--- start ---

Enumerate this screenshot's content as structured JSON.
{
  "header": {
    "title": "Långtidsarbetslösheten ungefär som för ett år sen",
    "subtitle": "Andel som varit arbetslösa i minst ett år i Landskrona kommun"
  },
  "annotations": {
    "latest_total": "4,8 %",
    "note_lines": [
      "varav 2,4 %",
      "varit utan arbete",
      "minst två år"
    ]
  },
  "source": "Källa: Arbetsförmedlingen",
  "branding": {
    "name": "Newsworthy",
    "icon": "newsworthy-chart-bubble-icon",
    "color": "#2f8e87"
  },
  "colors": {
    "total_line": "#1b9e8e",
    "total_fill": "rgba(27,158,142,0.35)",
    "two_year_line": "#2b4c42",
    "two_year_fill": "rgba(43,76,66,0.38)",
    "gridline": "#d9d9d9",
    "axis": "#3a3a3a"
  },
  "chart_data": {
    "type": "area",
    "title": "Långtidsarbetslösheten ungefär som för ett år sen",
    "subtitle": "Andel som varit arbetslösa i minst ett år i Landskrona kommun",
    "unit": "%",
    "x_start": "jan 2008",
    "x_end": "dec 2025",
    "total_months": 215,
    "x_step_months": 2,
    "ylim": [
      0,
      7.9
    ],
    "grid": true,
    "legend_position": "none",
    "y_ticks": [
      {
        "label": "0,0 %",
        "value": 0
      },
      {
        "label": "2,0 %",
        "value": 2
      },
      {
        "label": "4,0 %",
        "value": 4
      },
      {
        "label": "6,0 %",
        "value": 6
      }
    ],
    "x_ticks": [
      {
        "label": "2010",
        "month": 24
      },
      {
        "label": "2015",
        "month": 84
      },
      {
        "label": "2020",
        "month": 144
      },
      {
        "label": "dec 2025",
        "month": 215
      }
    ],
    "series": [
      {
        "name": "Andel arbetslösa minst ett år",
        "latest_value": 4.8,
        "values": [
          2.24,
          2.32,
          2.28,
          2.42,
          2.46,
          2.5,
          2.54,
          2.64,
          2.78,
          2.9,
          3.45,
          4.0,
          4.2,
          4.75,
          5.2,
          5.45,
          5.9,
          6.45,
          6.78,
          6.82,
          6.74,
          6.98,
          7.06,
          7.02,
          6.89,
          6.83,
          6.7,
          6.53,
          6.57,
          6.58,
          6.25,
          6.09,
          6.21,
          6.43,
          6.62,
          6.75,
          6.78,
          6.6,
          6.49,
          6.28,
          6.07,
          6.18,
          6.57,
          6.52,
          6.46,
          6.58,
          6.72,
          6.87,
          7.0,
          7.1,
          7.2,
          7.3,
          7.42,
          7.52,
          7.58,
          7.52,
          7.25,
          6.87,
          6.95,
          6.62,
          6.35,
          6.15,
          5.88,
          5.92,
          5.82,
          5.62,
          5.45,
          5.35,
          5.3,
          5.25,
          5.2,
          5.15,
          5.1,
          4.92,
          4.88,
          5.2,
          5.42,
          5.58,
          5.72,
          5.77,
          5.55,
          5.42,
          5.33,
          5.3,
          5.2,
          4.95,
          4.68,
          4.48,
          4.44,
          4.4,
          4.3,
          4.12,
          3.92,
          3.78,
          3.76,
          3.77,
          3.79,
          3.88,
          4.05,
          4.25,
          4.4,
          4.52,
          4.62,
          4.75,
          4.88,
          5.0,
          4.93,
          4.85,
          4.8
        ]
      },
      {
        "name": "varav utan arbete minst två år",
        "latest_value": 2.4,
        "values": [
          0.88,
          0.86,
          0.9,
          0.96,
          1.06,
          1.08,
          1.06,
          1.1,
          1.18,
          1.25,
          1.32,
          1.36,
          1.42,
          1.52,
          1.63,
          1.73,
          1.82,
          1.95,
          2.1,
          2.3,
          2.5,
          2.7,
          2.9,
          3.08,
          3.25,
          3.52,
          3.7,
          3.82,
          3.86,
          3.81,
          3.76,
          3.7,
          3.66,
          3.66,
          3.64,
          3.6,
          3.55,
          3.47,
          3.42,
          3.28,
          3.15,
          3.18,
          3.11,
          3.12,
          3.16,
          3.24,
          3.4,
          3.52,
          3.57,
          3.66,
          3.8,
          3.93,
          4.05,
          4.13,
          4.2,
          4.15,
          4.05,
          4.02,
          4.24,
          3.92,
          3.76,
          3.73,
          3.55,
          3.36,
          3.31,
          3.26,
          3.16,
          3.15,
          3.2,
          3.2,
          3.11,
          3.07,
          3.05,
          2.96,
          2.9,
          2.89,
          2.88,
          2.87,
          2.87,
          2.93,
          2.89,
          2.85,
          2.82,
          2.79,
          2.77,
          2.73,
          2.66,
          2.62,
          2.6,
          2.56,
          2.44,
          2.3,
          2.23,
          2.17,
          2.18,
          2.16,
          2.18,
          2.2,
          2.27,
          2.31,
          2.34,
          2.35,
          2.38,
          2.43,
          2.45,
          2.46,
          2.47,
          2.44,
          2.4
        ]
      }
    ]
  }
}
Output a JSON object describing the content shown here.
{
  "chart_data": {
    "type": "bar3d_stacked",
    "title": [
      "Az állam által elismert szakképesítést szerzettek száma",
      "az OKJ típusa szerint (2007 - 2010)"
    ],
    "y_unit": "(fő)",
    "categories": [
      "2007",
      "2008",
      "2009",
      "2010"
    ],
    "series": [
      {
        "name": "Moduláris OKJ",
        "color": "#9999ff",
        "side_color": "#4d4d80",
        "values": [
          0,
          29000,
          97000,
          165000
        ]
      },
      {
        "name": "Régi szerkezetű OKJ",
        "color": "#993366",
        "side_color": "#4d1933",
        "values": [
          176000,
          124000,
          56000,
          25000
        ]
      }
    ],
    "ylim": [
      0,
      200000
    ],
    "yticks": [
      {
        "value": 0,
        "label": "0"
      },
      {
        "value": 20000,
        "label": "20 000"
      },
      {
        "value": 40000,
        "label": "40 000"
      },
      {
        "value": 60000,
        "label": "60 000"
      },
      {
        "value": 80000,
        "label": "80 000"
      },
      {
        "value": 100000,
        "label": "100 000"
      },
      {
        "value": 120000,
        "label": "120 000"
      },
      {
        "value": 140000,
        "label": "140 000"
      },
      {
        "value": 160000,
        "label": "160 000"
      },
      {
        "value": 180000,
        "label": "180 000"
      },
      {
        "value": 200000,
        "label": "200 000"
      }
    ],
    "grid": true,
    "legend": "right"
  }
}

--- end ---

* [STATED GOAL]: Pick out every line above that contains the word "utan" and copy it.

* [FINISHED ANSWER]:
      "varit utan arbete",
        "name": "varav utan arbete minst två år",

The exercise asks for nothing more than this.